-- START Records shown --

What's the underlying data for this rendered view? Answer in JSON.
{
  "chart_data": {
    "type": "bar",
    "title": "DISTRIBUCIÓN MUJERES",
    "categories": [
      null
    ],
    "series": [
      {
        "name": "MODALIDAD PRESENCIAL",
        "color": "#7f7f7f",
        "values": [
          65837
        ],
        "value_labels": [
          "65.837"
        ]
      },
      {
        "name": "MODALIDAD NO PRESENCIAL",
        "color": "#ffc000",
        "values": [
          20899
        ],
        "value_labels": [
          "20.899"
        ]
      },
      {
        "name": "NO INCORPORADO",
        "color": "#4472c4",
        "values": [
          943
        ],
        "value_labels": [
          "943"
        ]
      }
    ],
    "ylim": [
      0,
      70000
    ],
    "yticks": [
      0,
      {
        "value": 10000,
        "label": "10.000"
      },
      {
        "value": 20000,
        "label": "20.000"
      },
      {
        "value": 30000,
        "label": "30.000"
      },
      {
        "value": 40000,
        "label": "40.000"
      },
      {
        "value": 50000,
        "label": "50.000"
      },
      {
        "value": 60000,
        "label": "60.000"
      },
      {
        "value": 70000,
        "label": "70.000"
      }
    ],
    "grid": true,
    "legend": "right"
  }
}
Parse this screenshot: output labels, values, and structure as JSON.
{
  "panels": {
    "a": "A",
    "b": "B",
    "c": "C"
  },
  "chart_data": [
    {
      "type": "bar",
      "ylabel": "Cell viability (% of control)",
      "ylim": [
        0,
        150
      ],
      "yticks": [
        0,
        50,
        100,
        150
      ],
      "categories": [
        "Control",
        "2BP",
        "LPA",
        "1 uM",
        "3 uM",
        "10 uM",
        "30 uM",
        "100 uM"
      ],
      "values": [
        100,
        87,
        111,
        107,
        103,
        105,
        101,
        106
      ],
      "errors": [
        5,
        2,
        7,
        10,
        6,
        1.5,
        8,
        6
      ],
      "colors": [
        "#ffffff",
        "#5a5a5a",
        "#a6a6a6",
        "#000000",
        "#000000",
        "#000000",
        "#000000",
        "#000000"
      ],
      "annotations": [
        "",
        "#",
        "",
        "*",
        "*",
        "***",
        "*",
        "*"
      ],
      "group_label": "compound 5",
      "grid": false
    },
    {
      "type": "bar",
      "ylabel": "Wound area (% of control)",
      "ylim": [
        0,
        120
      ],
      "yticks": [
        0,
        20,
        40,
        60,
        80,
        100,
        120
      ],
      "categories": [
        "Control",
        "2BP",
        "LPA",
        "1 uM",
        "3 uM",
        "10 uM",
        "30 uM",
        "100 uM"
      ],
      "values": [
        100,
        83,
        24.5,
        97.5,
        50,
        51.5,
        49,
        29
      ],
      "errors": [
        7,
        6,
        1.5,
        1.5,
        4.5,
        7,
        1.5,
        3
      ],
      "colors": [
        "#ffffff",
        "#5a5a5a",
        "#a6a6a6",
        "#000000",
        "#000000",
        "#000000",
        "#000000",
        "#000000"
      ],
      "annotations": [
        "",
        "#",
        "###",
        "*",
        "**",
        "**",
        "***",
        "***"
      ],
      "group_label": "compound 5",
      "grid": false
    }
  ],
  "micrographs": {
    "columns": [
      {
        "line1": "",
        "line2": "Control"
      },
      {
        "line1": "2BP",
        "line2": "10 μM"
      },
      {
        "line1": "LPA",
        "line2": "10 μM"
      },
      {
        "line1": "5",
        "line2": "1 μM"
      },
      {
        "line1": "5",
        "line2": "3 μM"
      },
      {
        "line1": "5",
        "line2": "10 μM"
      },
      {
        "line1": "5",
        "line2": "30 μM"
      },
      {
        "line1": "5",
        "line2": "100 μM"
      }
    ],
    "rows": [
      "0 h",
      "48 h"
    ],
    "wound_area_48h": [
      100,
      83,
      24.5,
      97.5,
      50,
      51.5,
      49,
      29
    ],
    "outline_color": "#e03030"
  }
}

-- END Records shown --

■ Job
Each record should come back exactly as written.

■ Result of this task
What's the underlying data for this rendered view? Answer in JSON.
{
  "chart_data": {
    "type": "bar",
    "title": "DISTRIBUCIÓN MUJERES",
    "categories": [
      null
    ],
    "series": [
      {
        "name": "MODALIDAD PRESENCIAL",
        "color": "#7f7f7f",
        "values": [
          65837
        ],
        "value_labels": [
          "65.837"
        ]
      },
      {
        "name": "MODALIDAD NO PRESENCIAL",
        "color": "#ffc000",
        "values": [
          20899
        ],
        "value_labels": [
          "20.899"
        ]
      },
      {
        "name": "NO INCORPORADO",
        "color": "#4472c4",
        "values": [
          943
        ],
        "value_labels": [
          "943"
        ]
      }
    ],
    "ylim": [
      0,
      70000
    ],
    "yticks": [
      0,
      {
        "value": 10000,
        "label": "10.000"
      },
      {
        "value": 20000,
        "label": "20.000"
      },
      {
        "value": 30000,
        "label": "30.000"
      },
      {
        "value": 40000,
        "label": "40.000"
      },
      {
        "value": 50000,
        "label": "50.000"
      },
      {
        "value": 60000,
        "label": "60.000"
      },
      {
        "value": 70000,
        "label": "70.000"
      }
    ],
    "grid": true,
    "legend": "right"
  }
}
Parse this screenshot: output labels, values, and structure as JSON.
{
  "panels": {
    "a": "A",
    "b": "B",
    "c": "C"
  },
  "chart_data": [
    {
      "type": "bar",
      "ylabel": "Cell viability (% of control)",
      "ylim": [
        0,
        150
      ],
      "yticks": [
        0,
        50,
        100,
        150
      ],
      "categories": [
        "Control",
        "2BP",
        "LPA",
        "1 uM",
        "3 uM",
        "10 uM",
        "30 uM",
        "100 uM"
      ],
      "values": [
        100,
        87,
        111,
        107,
        103,
        105,
        101,
        106
      ],
      "errors": [
        5,
        2,
        7,
        10,
        6,
        1.5,
        8,
        6
      ],
      "colors": [
        "#ffffff",
        "#5a5a5a",
        "#a6a6a6",
        "#000000",
        "#000000",
        "#000000",
        "#000000",
        "#000000"
      ],
      "annotations": [
        "",
        "#",
        "",
        "*",
        "*",
        "***",
        "*",
        "*"
      ],
      "group_label": "compound 5",
      "grid": false
    },
    {
      "type": "bar",
      "ylabel": "Wound area (% of control)",
      "ylim": [
        0,
        120
      ],
      "yticks": [
        0,
        20,
        40,
        60,
        80,
        100,
        120
      ],
      "categories": [
        "Control",
        "2BP",
        "LPA",
        "1 uM",
        "3 uM",
        "10 uM",
        "30 uM",
        "100 uM"
      ],
      "values": [
        100,
        83,
        24.5,
        97.5,
        50,
        51.5,
        49,
        29
      ],
      "errors": [
        7,
        6,
        1.5,
        1.5,
        4.5,
        7,
        1.5,
        3
      ],
      "colors": [
        "#ffffff",
        "#5a5a5a",
        "#a6a6a6",
        "#000000",
        "#000000",
        "#000000",
        "#000000",
        "#000000"
      ],
      "annotations": [
        "",
        "#",
        "###",
        "*",
        "**",
        "**",
        "***",
        "***"
      ],
      "group_label": "compound 5",
      "grid": false
    }
  ],
  "micrographs": {
    "columns": [
      {
        "line1": "",
        "line2": "Control"
      },
      {
        "line1": "2BP",
        "line2": "10 μM"
      },
      {
        "line1": "LPA",
        "line2": "10 μM"
      },
      {
        "line1": "5",
        "line2": "1 μM"
      },
      {
        "line1": "5",
        "line2": "3 μM"
      },
      {
        "line1": "5",
        "line2": "10 μM"
      },
      {
        "line1": "5",
        "line2": "30 μM"
      },
      {
        "line1": "5",
        "line2": "100 μM"
      }
    ],
    "rows": [
      "0 h",
      "48 h"
    ],
    "wound_area_48h": [
      100,
      83,
      24.5,
      97.5,
      50,
      51.5,
      49,
      29
    ],
    "outline_color": "#e03030"
  }
}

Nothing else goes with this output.